*RECORDS PROVIDED*
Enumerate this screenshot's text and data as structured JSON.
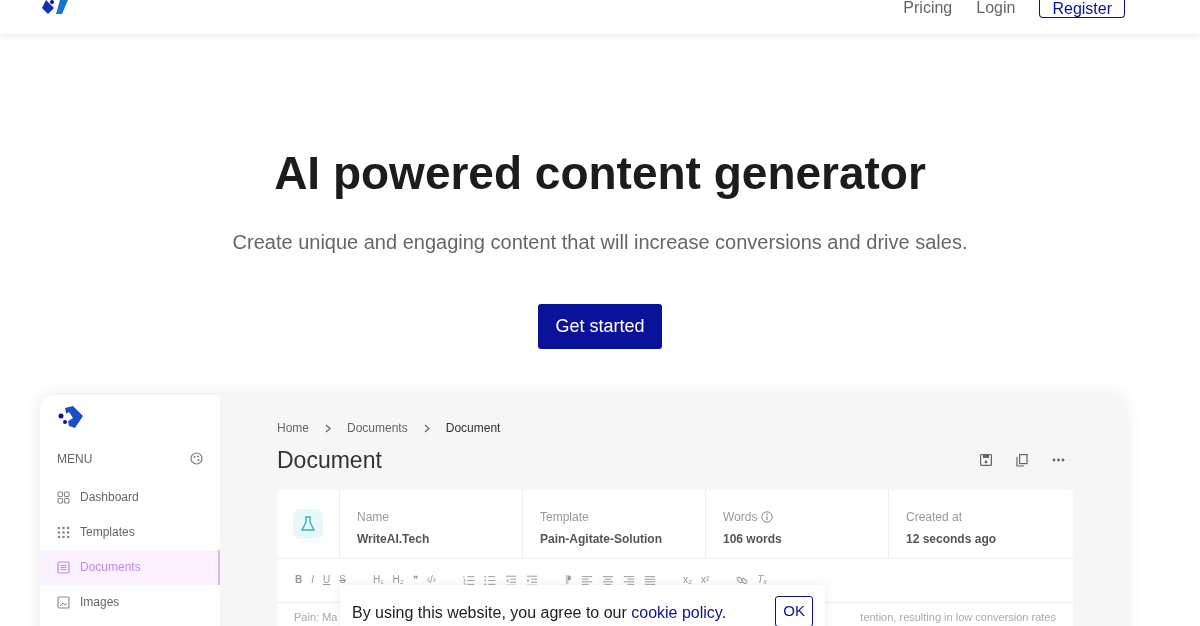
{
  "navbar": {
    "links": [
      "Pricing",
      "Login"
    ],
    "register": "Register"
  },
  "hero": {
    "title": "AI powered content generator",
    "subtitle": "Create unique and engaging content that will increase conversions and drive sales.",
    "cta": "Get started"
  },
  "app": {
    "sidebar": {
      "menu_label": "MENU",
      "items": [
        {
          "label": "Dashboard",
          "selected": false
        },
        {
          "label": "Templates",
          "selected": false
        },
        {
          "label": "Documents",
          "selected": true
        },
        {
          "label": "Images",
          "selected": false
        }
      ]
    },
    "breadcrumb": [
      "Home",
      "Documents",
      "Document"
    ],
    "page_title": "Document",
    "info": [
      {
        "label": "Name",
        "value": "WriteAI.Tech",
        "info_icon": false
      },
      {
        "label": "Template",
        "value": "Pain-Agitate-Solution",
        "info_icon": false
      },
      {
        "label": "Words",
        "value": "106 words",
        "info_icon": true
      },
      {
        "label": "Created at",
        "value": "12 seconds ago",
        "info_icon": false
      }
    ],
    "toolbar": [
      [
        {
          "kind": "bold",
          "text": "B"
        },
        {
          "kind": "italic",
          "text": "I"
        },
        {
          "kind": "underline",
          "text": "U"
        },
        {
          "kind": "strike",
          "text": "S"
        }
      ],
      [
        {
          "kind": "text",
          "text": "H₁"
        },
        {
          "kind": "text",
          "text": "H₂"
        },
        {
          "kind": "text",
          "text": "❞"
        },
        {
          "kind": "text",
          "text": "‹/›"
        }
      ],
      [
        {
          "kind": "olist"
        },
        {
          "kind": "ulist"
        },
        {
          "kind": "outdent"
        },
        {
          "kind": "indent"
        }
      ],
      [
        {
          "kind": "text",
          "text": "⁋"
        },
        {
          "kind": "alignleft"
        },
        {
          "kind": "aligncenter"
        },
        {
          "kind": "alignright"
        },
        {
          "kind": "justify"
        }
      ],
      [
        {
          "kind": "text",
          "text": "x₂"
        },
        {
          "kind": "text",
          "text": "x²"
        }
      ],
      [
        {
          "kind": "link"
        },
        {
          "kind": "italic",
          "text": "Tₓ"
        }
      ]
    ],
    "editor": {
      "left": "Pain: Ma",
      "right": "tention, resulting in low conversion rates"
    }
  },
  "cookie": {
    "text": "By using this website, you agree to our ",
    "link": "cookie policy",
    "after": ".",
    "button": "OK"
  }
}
---
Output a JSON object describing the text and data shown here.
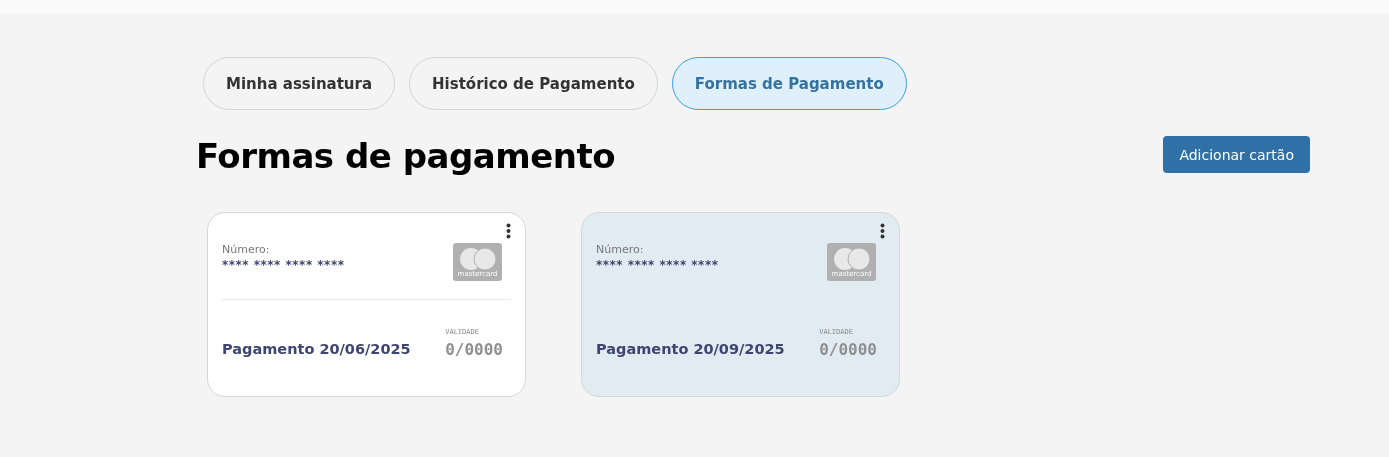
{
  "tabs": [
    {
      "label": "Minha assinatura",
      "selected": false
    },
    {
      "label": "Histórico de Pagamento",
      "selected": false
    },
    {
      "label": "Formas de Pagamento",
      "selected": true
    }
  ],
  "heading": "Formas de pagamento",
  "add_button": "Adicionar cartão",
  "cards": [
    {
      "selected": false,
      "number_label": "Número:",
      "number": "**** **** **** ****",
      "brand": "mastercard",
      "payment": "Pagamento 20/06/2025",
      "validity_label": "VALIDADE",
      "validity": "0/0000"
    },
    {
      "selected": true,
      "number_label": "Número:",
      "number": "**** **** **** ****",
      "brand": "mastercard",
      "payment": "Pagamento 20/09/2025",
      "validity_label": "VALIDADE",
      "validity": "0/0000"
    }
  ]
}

*WHAT THE TASK ASKS*
Pick out each line above that includes "JSON" and show it.

*TASK RESPONSE*
Enumerate this screenshot's text and data as structured JSON.
Output a JSON object describing the text and data shown here.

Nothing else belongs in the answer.